▶ **Record extracts**
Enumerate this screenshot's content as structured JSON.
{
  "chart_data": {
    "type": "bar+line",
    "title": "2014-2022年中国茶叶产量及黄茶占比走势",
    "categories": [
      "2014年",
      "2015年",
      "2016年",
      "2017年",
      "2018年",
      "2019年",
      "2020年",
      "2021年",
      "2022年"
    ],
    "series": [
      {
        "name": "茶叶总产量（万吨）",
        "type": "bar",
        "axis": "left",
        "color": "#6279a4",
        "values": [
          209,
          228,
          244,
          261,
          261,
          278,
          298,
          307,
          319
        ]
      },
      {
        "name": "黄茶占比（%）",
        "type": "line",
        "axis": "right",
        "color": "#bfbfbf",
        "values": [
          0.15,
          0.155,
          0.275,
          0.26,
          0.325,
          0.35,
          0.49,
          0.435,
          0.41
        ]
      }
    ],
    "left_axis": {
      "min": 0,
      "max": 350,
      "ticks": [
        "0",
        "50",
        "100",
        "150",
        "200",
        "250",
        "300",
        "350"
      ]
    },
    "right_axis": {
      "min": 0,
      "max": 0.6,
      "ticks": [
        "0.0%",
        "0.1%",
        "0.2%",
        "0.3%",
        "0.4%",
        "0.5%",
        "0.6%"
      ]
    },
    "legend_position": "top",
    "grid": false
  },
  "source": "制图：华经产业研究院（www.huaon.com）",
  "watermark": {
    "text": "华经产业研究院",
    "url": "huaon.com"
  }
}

▶ **Written instruction**
Copy the material above, line for line.

▶ **Task response**
Enumerate this screenshot's content as structured JSON.
{
  "chart_data": {
    "type": "bar+line",
    "title": "2014-2022年中国茶叶产量及黄茶占比走势",
    "categories": [
      "2014年",
      "2015年",
      "2016年",
      "2017年",
      "2018年",
      "2019年",
      "2020年",
      "2021年",
      "2022年"
    ],
    "series": [
      {
        "name": "茶叶总产量（万吨）",
        "type": "bar",
        "axis": "left",
        "color": "#6279a4",
        "values": [
          209,
          228,
          244,
          261,
          261,
          278,
          298,
          307,
          319
        ]
      },
      {
        "name": "黄茶占比（%）",
        "type": "line",
        "axis": "right",
        "color": "#bfbfbf",
        "values": [
          0.15,
          0.155,
          0.275,
          0.26,
          0.325,
          0.35,
          0.49,
          0.435,
          0.41
        ]
      }
    ],
    "left_axis": {
      "min": 0,
      "max": 350,
      "ticks": [
        "0",
        "50",
        "100",
        "150",
        "200",
        "250",
        "300",
        "350"
      ]
    },
    "right_axis": {
      "min": 0,
      "max": 0.6,
      "ticks": [
        "0.0%",
        "0.1%",
        "0.2%",
        "0.3%",
        "0.4%",
        "0.5%",
        "0.6%"
      ]
    },
    "legend_position": "top",
    "grid": false
  },
  "source": "制图：华经产业研究院（www.huaon.com）",
  "watermark": {
    "text": "华经产业研究院",
    "url": "huaon.com"
  }
}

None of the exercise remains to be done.